--- Start of GIVEN DATA ---

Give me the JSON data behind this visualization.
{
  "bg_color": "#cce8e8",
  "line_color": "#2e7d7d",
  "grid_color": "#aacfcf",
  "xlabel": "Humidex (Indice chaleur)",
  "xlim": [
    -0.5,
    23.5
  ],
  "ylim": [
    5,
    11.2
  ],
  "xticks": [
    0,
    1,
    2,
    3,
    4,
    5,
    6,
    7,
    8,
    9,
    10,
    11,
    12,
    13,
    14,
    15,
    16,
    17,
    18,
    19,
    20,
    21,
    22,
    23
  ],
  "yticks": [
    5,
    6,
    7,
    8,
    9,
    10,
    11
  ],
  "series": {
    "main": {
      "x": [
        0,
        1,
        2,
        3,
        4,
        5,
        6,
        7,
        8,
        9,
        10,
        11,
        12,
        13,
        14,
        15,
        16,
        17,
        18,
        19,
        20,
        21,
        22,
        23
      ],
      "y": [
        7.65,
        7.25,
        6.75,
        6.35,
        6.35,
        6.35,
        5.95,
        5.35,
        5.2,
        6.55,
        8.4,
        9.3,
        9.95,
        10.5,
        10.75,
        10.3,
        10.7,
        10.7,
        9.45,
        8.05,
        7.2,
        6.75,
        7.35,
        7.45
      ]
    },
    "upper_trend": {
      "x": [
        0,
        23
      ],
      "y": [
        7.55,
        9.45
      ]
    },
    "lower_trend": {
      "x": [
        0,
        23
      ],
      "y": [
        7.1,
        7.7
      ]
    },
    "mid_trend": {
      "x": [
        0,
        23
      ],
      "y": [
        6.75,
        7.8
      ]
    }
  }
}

--- End of GIVEN DATA ---

Extract each entry in full and write it down exactly.

Give me the JSON data behind this visualization.
{
  "bg_color": "#cce8e8",
  "line_color": "#2e7d7d",
  "grid_color": "#aacfcf",
  "xlabel": "Humidex (Indice chaleur)",
  "xlim": [
    -0.5,
    23.5
  ],
  "ylim": [
    5,
    11.2
  ],
  "xticks": [
    0,
    1,
    2,
    3,
    4,
    5,
    6,
    7,
    8,
    9,
    10,
    11,
    12,
    13,
    14,
    15,
    16,
    17,
    18,
    19,
    20,
    21,
    22,
    23
  ],
  "yticks": [
    5,
    6,
    7,
    8,
    9,
    10,
    11
  ],
  "series": {
    "main": {
      "x": [
        0,
        1,
        2,
        3,
        4,
        5,
        6,
        7,
        8,
        9,
        10,
        11,
        12,
        13,
        14,
        15,
        16,
        17,
        18,
        19,
        20,
        21,
        22,
        23
      ],
      "y": [
        7.65,
        7.25,
        6.75,
        6.35,
        6.35,
        6.35,
        5.95,
        5.35,
        5.2,
        6.55,
        8.4,
        9.3,
        9.95,
        10.5,
        10.75,
        10.3,
        10.7,
        10.7,
        9.45,
        8.05,
        7.2,
        6.75,
        7.35,
        7.45
      ]
    },
    "upper_trend": {
      "x": [
        0,
        23
      ],
      "y": [
        7.55,
        9.45
      ]
    },
    "lower_trend": {
      "x": [
        0,
        23
      ],
      "y": [
        7.1,
        7.7
      ]
    },
    "mid_trend": {
      "x": [
        0,
        23
      ],
      "y": [
        6.75,
        7.8
      ]
    }
  }
}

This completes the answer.